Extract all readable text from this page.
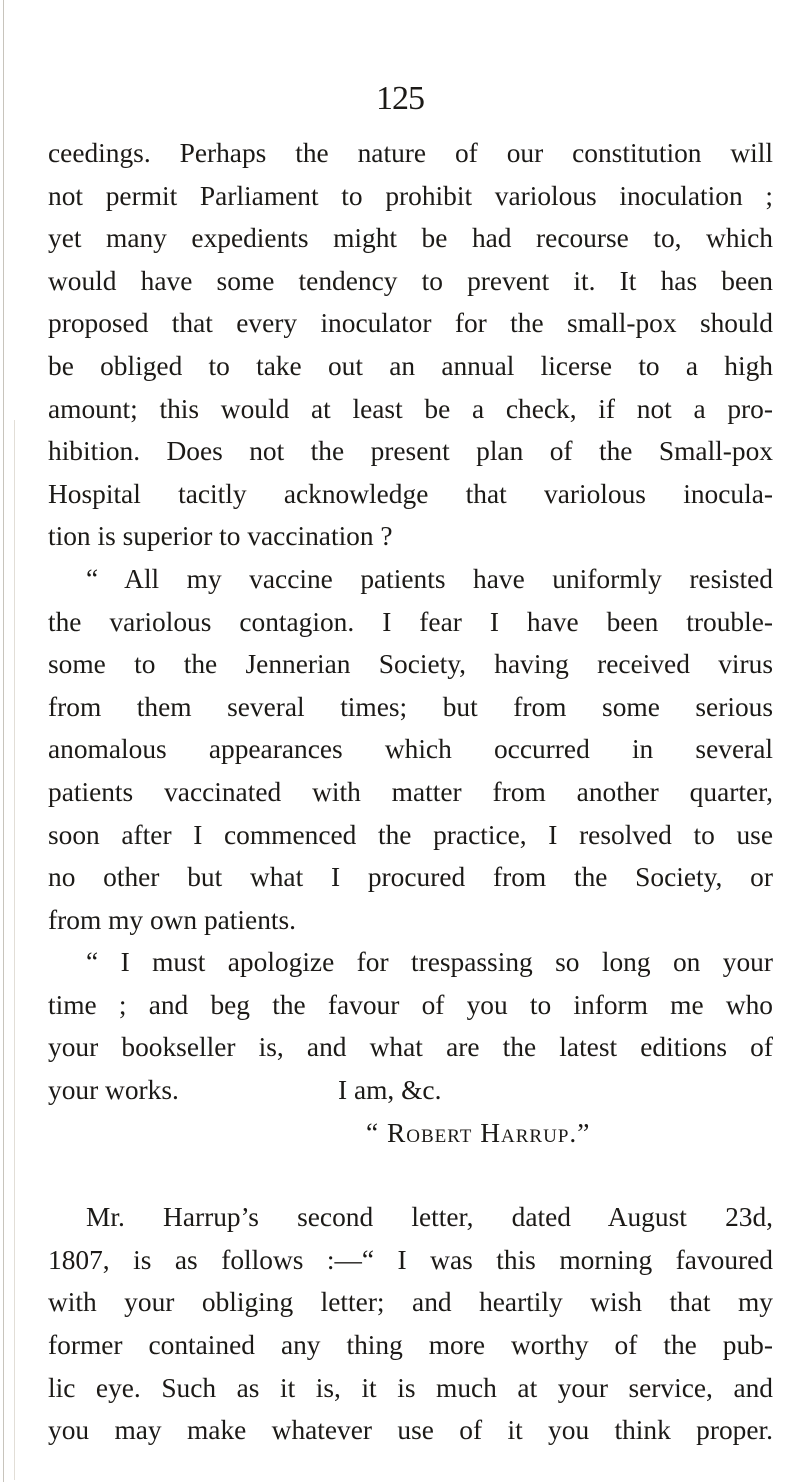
125
ceedings. Perhaps the nature of our constitution will
not permit Parliament to prohibit variolous inoculation ;
yet many expedients might be had recourse to, which
would have some tendency to prevent it. It has been
proposed that every inoculator for the small-pox should
be obliged to take out an annual licerse to a high
amount; this would at least be a check, if not a pro-
hibition. Does not the present plan of the Small-pox
Hospital tacitly acknowledge that variolous inocula-
tion is superior to vaccination ?
“ All my vaccine patients have uniformly resisted
the variolous contagion. I fear I have been trouble-
some to the Jennerian Society, having received virus
from them several times; but from some serious
anomalous appearances which occurred in several
patients vaccinated with matter from another quarter,
soon after I commenced the practice, I resolved to use
no other but what I procured from the Society, or
from my own patients.
“ I must apologize for trespassing so long on your
time ; and beg the favour of you to inform me who
your bookseller is, and what are the latest editions of
your works.	I am, &c.
“ Robert Harrup.”
Mr. Harrup’s second letter, dated August 23d,
1807, is as follows :—“ I was this morning favoured
with your obliging letter; and heartily wish that my
former contained any thing more worthy of the pub-
lic eye. Such as it is, it is much at your service, and
you may make whatever use of it you think proper.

> **Work task**: For each line of the entries that contains the word "several", make a copy.

> **Completed exercise**:
from them several times; but from some serious
anomalous appearances which occurred in several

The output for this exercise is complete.